▶ _EXERCISE TASK_
Select and reproduce each line of the listing below that bears the string "linear".

(Recorded data)
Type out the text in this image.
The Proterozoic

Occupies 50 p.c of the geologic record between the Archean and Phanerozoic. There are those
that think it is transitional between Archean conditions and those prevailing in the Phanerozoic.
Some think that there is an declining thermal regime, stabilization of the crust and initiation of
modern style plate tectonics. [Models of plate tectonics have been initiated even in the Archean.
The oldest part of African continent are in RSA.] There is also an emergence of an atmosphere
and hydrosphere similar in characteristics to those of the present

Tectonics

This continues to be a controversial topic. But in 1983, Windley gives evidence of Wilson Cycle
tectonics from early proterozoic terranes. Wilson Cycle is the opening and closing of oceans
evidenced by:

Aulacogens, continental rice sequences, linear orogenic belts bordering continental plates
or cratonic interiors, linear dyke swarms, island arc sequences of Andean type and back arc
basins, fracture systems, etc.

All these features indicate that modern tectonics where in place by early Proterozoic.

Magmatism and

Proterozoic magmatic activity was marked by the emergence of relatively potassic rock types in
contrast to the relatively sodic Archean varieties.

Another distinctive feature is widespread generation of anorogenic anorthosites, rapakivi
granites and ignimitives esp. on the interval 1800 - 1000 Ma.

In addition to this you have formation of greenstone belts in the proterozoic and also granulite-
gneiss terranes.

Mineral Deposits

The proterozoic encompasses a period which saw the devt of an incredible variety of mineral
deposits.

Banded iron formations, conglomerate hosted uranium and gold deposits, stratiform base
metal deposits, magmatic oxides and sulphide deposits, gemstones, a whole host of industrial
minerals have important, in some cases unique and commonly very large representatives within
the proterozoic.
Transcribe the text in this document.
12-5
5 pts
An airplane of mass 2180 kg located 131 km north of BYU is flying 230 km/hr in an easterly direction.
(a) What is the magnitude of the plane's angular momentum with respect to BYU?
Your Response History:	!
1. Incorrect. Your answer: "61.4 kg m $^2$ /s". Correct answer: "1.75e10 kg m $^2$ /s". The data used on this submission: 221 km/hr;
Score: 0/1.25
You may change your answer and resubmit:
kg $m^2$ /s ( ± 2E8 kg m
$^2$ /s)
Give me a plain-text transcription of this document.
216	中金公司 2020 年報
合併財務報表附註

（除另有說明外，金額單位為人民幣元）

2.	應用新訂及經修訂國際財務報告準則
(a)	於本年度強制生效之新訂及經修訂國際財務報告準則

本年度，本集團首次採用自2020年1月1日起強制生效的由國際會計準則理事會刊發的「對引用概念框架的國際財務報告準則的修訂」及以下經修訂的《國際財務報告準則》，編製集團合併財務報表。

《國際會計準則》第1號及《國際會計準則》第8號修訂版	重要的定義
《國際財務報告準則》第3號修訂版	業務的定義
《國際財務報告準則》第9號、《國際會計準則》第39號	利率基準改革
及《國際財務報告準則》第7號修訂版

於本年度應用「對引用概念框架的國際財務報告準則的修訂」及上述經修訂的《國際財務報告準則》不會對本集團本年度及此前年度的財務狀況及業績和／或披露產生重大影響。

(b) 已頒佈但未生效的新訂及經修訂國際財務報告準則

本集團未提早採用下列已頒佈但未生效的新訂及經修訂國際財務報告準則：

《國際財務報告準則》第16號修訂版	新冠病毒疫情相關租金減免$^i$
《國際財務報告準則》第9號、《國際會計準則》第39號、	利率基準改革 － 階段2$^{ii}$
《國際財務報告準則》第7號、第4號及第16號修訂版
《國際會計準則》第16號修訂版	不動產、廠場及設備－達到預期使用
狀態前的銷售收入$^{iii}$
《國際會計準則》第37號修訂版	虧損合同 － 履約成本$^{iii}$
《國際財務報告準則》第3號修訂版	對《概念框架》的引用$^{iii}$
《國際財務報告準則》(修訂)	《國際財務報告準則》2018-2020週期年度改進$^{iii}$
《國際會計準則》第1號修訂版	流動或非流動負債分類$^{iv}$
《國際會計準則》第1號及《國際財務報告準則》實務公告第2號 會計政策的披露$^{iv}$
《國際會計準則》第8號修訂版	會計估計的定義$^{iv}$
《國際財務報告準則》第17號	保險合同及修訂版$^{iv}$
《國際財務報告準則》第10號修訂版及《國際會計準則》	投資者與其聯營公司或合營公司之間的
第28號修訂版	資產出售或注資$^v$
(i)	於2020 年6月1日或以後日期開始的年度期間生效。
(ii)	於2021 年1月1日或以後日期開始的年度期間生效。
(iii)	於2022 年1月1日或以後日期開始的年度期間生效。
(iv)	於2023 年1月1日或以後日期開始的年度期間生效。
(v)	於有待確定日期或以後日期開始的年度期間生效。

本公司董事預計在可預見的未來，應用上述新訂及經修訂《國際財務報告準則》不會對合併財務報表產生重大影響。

▶ _ANSWER TO THIS TASK_
Aulacogens, continental rice sequences, linear orogenic belts bordering continental plates
or cratonic interiors, linear dyke swarms, island arc sequences of Andean type and back arc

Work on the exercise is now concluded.